◆ THE REQUEST:
Format these lines as a JSON list of strings with one string per line, leaving out any blank lines.

Element region listings:
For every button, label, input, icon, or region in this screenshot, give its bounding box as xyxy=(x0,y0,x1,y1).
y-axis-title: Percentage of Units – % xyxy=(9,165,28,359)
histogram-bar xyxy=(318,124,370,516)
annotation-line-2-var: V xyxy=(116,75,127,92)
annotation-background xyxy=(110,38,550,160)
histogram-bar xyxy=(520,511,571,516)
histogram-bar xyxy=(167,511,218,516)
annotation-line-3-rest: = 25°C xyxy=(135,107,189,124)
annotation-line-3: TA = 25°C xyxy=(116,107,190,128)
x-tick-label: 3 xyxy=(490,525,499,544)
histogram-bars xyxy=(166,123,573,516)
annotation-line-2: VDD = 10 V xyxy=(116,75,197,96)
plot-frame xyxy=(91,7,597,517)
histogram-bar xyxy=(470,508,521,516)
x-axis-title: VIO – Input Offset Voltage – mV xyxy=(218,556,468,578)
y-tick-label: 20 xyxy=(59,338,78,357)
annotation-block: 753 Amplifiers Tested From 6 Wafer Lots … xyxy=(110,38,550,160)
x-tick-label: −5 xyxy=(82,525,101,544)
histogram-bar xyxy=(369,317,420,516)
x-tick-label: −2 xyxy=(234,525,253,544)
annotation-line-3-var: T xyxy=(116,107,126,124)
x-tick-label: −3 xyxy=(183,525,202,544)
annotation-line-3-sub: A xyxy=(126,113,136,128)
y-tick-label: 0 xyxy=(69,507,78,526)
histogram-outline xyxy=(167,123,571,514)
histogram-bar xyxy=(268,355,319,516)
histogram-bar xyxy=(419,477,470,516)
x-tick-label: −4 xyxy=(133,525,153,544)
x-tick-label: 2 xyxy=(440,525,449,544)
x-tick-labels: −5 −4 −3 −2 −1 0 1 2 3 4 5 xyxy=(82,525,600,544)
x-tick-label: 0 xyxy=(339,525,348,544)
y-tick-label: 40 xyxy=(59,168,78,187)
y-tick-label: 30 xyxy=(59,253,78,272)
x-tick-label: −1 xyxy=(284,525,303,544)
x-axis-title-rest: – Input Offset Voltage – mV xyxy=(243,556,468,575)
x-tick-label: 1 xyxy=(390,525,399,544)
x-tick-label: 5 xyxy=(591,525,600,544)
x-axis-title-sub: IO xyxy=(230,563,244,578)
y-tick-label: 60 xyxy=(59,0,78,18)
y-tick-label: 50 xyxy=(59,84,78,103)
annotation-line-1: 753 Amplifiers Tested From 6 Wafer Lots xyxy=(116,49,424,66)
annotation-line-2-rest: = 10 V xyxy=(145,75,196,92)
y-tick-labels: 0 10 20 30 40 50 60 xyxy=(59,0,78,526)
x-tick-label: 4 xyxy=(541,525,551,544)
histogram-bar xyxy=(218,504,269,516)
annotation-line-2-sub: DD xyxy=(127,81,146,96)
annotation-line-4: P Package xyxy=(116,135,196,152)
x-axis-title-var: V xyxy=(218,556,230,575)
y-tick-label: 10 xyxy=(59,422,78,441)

◆ CORRECT ANSWER:
[
  "For every button, label, input, icon, or region in this screenshot, give its bounding box as xyxy=(x0,y0,x1,y1).",
  "y-axis-title: Percentage of Units – % xyxy=(9,165,28,359)",
  "histogram-bar xyxy=(318,124,370,516)",
  "annotation-line-2-var: V xyxy=(116,75,127,92)",
  "annotation-background xyxy=(110,38,550,160)",
  "histogram-bar xyxy=(520,511,571,516)",
  "histogram-bar xyxy=(167,511,218,516)",
  "annotation-line-3-rest: = 25°C xyxy=(135,107,189,124)",
  "annotation-line-3: TA = 25°C xyxy=(116,107,190,128)",
  "x-tick-label: 3 xyxy=(490,525,499,544)",
  "histogram-bars xyxy=(166,123,573,516)",
  "annotation-line-2: VDD = 10 V xyxy=(116,75,197,96)",
  "plot-frame xyxy=(91,7,597,517)",
  "histogram-bar xyxy=(470,508,521,516)",
  "x-axis-title: VIO – Input Offset Voltage – mV xyxy=(218,556,468,578)",
  "y-tick-label: 20 xyxy=(59,338,78,357)",
  "annotation-block: 753 Amplifiers Tested From 6 Wafer Lots … xyxy=(110,38,550,160)",
  "x-tick-label: −5 xyxy=(82,525,101,544)",
  "histogram-bar xyxy=(369,317,420,516)",
  "x-tick-label: −2 xyxy=(234,525,253,544)",
  "annotation-line-3-var: T xyxy=(116,107,126,124)",
  "x-tick-label: −3 xyxy=(183,525,202,544)",
  "annotation-line-3-sub: A xyxy=(126,113,136,128)",
  "y-tick-label: 0 xyxy=(69,507,78,526)",
  "histogram-outline xyxy=(167,123,571,514)",
  "histogram-bar xyxy=(268,355,319,516)",
  "histogram-bar xyxy=(419,477,470,516)",
  "x-tick-label: −4 xyxy=(133,525,153,544)",
  "x-tick-label: 2 xyxy=(440,525,449,544)",
  "x-tick-labels: −5 −4 −3 −2 −1 0 1 2 3 4 5 xyxy=(82,525,600,544)",
  "x-tick-label: 0 xyxy=(339,525,348,544)",
  "y-tick-label: 40 xyxy=(59,168,78,187)",
  "y-tick-label: 30 xyxy=(59,253,78,272)",
  "x-tick-label: −1 xyxy=(284,525,303,544)",
  "x-axis-title-rest: – Input Offset Voltage – mV xyxy=(243,556,468,575)",
  "x-tick-label: 1 xyxy=(390,525,399,544)",
  "x-tick-label: 5 xyxy=(591,525,600,544)",
  "x-axis-title-sub: IO xyxy=(230,563,244,578)",
  "y-tick-label: 60 xyxy=(59,0,78,18)",
  "y-tick-label: 50 xyxy=(59,84,78,103)",
  "annotation-line-1: 753 Amplifiers Tested From 6 Wafer Lots xyxy=(116,49,424,66)",
  "annotation-line-2-rest: = 10 V xyxy=(145,75,196,92)",
  "y-tick-labels: 0 10 20 30 40 50 60 xyxy=(59,0,78,526)",
  "x-tick-label: 4 xyxy=(541,525,551,544)",
  "histogram-bar xyxy=(218,504,269,516)",
  "annotation-line-2-sub: DD xyxy=(127,81,146,96)",
  "annotation-line-4: P Package xyxy=(116,135,196,152)",
  "x-axis-title-var: V xyxy=(218,556,230,575)",
  "y-tick-label: 10 xyxy=(59,422,78,441)"
]